** begin Records provided **

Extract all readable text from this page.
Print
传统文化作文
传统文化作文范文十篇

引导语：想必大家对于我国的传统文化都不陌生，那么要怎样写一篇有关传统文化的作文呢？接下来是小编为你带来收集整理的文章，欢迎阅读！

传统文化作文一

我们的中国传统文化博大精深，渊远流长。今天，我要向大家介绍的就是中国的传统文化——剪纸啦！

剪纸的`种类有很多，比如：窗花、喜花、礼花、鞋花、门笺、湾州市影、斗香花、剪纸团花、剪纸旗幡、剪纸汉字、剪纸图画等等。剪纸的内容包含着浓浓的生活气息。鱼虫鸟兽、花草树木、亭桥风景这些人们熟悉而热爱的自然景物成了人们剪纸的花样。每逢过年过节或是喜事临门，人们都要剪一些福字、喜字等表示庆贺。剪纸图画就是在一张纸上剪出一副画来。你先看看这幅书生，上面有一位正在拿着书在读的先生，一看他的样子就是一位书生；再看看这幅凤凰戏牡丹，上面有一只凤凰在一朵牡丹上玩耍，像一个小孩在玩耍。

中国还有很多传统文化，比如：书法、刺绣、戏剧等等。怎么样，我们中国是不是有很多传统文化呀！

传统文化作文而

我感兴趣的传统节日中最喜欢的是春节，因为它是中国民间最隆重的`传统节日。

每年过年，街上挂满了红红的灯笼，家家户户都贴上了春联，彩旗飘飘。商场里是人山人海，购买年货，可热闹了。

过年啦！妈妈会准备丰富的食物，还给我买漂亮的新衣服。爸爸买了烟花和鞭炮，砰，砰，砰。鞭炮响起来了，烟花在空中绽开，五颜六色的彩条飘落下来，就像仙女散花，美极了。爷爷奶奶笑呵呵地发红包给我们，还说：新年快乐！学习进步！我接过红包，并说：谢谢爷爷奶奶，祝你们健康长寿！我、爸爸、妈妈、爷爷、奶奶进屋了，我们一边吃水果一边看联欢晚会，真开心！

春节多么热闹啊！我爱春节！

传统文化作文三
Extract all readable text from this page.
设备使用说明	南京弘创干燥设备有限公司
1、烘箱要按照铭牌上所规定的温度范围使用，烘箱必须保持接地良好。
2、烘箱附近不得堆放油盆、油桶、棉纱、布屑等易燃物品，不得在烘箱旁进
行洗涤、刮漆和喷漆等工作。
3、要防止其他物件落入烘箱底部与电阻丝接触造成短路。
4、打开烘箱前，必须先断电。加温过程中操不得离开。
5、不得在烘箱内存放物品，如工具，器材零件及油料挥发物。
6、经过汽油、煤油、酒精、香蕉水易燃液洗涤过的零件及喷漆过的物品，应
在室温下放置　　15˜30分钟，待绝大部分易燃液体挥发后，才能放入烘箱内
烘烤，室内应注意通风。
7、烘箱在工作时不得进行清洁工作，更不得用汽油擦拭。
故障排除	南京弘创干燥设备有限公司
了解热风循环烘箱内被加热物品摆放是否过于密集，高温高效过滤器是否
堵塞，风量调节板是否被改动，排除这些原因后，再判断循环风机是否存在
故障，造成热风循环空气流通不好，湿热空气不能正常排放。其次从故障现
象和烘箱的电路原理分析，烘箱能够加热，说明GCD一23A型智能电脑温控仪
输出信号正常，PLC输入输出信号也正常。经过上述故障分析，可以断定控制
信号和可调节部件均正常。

** end Records provided **

Aim: Each line above must be printed exactly as it appears.

Expected answer:
Extract all readable text from this page.
Print
传统文化作文
传统文化作文范文十篇

引导语：想必大家对于我国的传统文化都不陌生，那么要怎样写一篇有关传统文化的作文呢？接下来是小编为你带来收集整理的文章，欢迎阅读！

传统文化作文一

我们的中国传统文化博大精深，渊远流长。今天，我要向大家介绍的就是中国的传统文化——剪纸啦！

剪纸的`种类有很多，比如：窗花、喜花、礼花、鞋花、门笺、湾州市影、斗香花、剪纸团花、剪纸旗幡、剪纸汉字、剪纸图画等等。剪纸的内容包含着浓浓的生活气息。鱼虫鸟兽、花草树木、亭桥风景这些人们熟悉而热爱的自然景物成了人们剪纸的花样。每逢过年过节或是喜事临门，人们都要剪一些福字、喜字等表示庆贺。剪纸图画就是在一张纸上剪出一副画来。你先看看这幅书生，上面有一位正在拿着书在读的先生，一看他的样子就是一位书生；再看看这幅凤凰戏牡丹，上面有一只凤凰在一朵牡丹上玩耍，像一个小孩在玩耍。

中国还有很多传统文化，比如：书法、刺绣、戏剧等等。怎么样，我们中国是不是有很多传统文化呀！

传统文化作文而

我感兴趣的传统节日中最喜欢的是春节，因为它是中国民间最隆重的`传统节日。

每年过年，街上挂满了红红的灯笼，家家户户都贴上了春联，彩旗飘飘。商场里是人山人海，购买年货，可热闹了。

过年啦！妈妈会准备丰富的食物，还给我买漂亮的新衣服。爸爸买了烟花和鞭炮，砰，砰，砰。鞭炮响起来了，烟花在空中绽开，五颜六色的彩条飘落下来，就像仙女散花，美极了。爷爷奶奶笑呵呵地发红包给我们，还说：新年快乐！学习进步！我接过红包，并说：谢谢爷爷奶奶，祝你们健康长寿！我、爸爸、妈妈、爷爷、奶奶进屋了，我们一边吃水果一边看联欢晚会，真开心！

春节多么热闹啊！我爱春节！

传统文化作文三
Extract all readable text from this page.
设备使用说明	南京弘创干燥设备有限公司
1、烘箱要按照铭牌上所规定的温度范围使用，烘箱必须保持接地良好。
2、烘箱附近不得堆放油盆、油桶、棉纱、布屑等易燃物品，不得在烘箱旁进
行洗涤、刮漆和喷漆等工作。
3、要防止其他物件落入烘箱底部与电阻丝接触造成短路。
4、打开烘箱前，必须先断电。加温过程中操不得离开。
5、不得在烘箱内存放物品，如工具，器材零件及油料挥发物。
6、经过汽油、煤油、酒精、香蕉水易燃液洗涤过的零件及喷漆过的物品，应
在室温下放置　　15˜30分钟，待绝大部分易燃液体挥发后，才能放入烘箱内
烘烤，室内应注意通风。
7、烘箱在工作时不得进行清洁工作，更不得用汽油擦拭。
故障排除	南京弘创干燥设备有限公司
了解热风循环烘箱内被加热物品摆放是否过于密集，高温高效过滤器是否
堵塞，风量调节板是否被改动，排除这些原因后，再判断循环风机是否存在
故障，造成热风循环空气流通不好，湿热空气不能正常排放。其次从故障现
象和烘箱的电路原理分析，烘箱能够加热，说明GCD一23A型智能电脑温控仪
输出信号正常，PLC输入输出信号也正常。经过上述故障分析，可以断定控制
信号和可调节部件均正常。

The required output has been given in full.